Filter the lines below, copying only those with the string "Group".

- [Listed entries]
BEGIN
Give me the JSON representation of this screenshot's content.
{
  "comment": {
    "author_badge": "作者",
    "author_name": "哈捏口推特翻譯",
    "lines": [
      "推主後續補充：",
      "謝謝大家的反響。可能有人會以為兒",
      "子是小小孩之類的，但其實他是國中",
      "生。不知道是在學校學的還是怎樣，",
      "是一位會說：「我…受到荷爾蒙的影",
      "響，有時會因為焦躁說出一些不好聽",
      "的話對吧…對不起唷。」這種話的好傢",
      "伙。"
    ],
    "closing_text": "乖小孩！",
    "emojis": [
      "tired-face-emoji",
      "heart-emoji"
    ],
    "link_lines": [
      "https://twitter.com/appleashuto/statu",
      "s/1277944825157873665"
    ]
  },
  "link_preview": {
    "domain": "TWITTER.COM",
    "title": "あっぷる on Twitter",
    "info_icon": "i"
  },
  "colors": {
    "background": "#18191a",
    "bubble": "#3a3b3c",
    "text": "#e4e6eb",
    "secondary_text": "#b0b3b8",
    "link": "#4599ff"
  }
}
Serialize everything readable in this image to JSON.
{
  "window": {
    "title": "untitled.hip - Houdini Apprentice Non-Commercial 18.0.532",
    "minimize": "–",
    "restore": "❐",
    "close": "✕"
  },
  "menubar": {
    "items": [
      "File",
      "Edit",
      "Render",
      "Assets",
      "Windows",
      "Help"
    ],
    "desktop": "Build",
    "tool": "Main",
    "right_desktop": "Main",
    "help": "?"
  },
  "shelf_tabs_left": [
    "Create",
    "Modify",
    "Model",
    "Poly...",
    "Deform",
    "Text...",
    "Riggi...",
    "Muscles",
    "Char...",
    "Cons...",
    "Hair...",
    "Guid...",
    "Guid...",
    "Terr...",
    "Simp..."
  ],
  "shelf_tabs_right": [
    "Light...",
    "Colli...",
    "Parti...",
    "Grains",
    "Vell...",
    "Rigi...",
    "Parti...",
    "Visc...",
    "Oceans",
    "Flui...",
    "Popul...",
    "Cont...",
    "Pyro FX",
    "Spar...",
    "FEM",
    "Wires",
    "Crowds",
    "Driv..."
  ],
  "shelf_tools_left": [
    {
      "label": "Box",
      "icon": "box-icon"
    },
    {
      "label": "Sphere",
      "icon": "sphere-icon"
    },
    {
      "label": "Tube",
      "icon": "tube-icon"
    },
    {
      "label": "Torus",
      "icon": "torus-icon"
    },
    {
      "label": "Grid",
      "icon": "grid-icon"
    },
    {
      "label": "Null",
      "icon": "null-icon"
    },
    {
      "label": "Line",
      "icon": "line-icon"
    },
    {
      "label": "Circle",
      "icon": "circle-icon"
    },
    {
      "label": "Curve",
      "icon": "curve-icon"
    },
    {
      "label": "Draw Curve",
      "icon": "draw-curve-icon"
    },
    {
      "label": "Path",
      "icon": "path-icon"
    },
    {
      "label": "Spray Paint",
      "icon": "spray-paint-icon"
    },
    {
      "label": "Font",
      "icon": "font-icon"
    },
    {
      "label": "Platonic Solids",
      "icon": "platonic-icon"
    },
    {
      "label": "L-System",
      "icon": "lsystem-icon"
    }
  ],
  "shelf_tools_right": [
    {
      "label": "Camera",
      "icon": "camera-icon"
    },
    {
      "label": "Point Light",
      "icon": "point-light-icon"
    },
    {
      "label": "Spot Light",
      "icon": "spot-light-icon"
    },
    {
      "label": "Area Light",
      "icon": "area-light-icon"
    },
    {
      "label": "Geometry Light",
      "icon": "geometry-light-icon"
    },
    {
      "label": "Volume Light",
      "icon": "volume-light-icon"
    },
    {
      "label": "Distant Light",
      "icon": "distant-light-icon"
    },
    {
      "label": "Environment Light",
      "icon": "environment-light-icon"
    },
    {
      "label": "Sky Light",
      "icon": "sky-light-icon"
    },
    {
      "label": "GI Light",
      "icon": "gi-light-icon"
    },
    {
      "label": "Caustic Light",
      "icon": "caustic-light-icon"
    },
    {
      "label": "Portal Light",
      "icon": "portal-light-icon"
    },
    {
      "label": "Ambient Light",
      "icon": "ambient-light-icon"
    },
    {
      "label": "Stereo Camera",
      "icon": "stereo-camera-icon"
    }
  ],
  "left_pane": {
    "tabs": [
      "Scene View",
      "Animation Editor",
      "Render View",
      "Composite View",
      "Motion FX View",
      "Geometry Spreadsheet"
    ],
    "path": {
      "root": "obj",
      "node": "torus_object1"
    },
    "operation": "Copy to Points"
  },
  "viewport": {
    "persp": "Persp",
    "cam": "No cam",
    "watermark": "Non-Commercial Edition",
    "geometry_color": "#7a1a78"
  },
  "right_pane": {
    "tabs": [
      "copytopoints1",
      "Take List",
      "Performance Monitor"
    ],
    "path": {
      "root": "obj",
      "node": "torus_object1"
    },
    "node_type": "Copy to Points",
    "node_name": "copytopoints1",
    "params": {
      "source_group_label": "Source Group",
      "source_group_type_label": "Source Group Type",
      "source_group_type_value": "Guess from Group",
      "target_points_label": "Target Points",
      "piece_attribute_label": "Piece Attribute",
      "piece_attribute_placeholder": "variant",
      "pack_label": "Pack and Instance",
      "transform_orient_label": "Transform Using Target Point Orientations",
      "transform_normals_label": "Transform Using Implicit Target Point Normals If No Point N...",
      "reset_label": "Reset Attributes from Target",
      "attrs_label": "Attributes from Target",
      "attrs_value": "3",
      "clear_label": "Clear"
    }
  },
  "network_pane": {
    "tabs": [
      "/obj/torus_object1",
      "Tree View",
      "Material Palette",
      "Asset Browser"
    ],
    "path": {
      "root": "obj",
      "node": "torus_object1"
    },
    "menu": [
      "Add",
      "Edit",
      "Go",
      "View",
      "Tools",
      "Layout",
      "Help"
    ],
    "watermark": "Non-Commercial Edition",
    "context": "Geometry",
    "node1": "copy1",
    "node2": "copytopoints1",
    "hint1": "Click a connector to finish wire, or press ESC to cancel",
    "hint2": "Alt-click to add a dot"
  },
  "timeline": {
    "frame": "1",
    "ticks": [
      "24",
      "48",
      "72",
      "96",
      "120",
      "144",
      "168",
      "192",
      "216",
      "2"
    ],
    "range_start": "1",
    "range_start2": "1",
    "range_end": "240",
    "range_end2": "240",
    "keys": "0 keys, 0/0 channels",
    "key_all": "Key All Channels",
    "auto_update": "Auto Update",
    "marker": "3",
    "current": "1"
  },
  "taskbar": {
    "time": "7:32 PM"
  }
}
END
BEGIN
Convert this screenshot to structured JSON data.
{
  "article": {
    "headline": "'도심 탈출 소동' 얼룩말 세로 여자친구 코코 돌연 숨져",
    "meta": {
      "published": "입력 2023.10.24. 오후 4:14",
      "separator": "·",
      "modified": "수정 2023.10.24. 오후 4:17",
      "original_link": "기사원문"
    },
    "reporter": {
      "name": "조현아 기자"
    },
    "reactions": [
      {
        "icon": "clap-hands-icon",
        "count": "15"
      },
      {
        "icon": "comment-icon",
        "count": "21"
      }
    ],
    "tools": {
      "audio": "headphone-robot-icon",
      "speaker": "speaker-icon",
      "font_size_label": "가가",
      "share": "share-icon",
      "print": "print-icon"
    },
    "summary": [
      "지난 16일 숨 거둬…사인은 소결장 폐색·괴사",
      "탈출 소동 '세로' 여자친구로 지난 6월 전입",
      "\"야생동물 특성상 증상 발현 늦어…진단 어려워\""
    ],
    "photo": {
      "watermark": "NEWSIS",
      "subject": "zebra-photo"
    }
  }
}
END
- [Response]
      "source_group_label": "Source Group",
      "source_group_type_label": "Source Group Type",
      "source_group_type_value": "Guess from Group",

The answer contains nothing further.